▶ What the task asks
Write out the entire listing below exactly as it appears, minus any pictures.

Data entries
-- -- --
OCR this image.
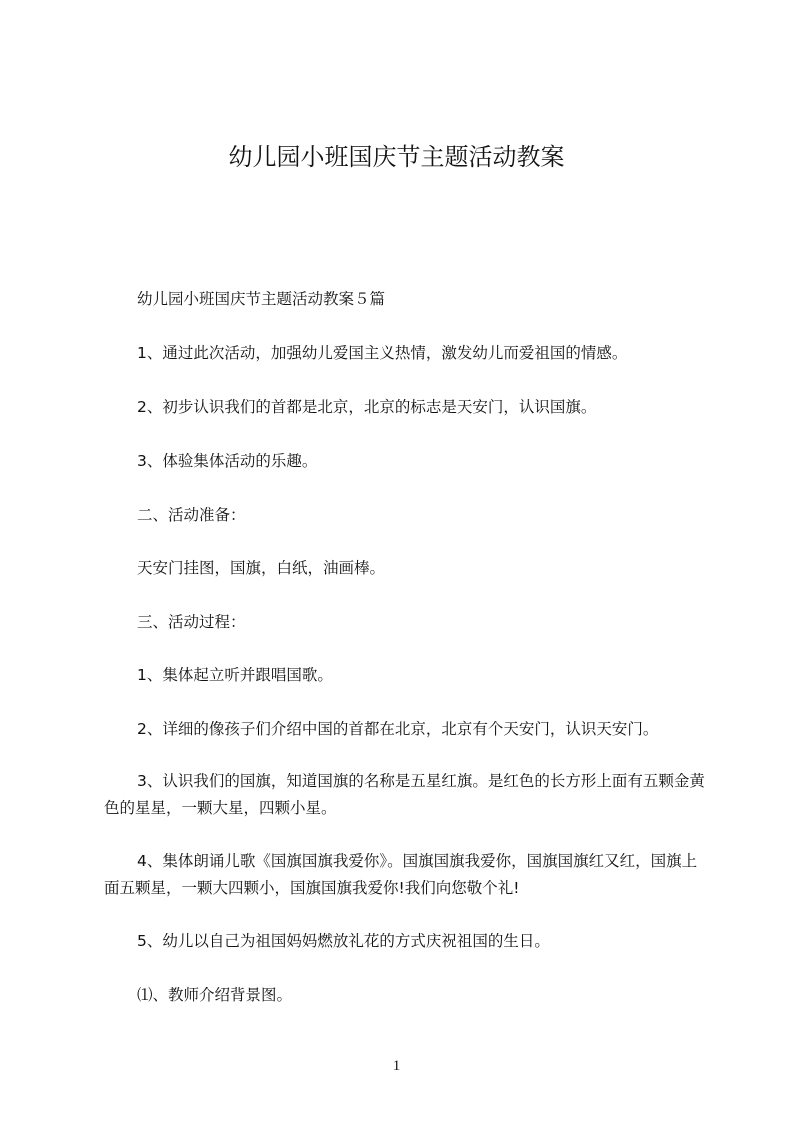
幼儿园小班国庆节主题活动教案

幼儿园小班国庆节主题活动教案５篇

1、通过此次活动，加强幼儿爱国主义热情，激发幼儿而爱祖国的情感。

2、初步认识我们的首都是北京，北京的标志是天安门，认识国旗。

3、体验集体活动的乐趣。

二、活动准备：

天安门挂图，国旗，白纸，油画棒。

三、活动过程：

1、集体起立听并跟唱国歌。

2、详细的像孩子们介绍中国的首都在北京，北京有个天安门，认识天安门。

3、认识我们的国旗，知道国旗的名称是五星红旗。是红色的长方形上面有五颗金黄色的星星，一颗大星，四颗小星。

4、集体朗诵儿歌《国旗国旗我爱你》。国旗国旗我爱你，国旗国旗红又红，国旗上面五颗星，一颗大四颗小，国旗国旗我爱你!我们向您敬个礼!

5、幼儿以自己为祖国妈妈燃放礼花的方式庆祝祖国的生日。

⑴、教师介绍背景图。

1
-- -- --
▶ Task output
OCR this image.
幼儿园小班国庆节主题活动教案

幼儿园小班国庆节主题活动教案５篇

1、通过此次活动，加强幼儿爱国主义热情，激发幼儿而爱祖国的情感。

2、初步认识我们的首都是北京，北京的标志是天安门，认识国旗。

3、体验集体活动的乐趣。

二、活动准备：

天安门挂图，国旗，白纸，油画棒。

三、活动过程：

1、集体起立听并跟唱国歌。

2、详细的像孩子们介绍中国的首都在北京，北京有个天安门，认识天安门。

3、认识我们的国旗，知道国旗的名称是五星红旗。是红色的长方形上面有五颗金黄色的星星，一颗大星，四颗小星。

4、集体朗诵儿歌《国旗国旗我爱你》。国旗国旗我爱你，国旗国旗红又红，国旗上面五颗星，一颗大四颗小，国旗国旗我爱你!我们向您敬个礼!

5、幼儿以自己为祖国妈妈燃放礼花的方式庆祝祖国的生日。

⑴、教师介绍背景图。

1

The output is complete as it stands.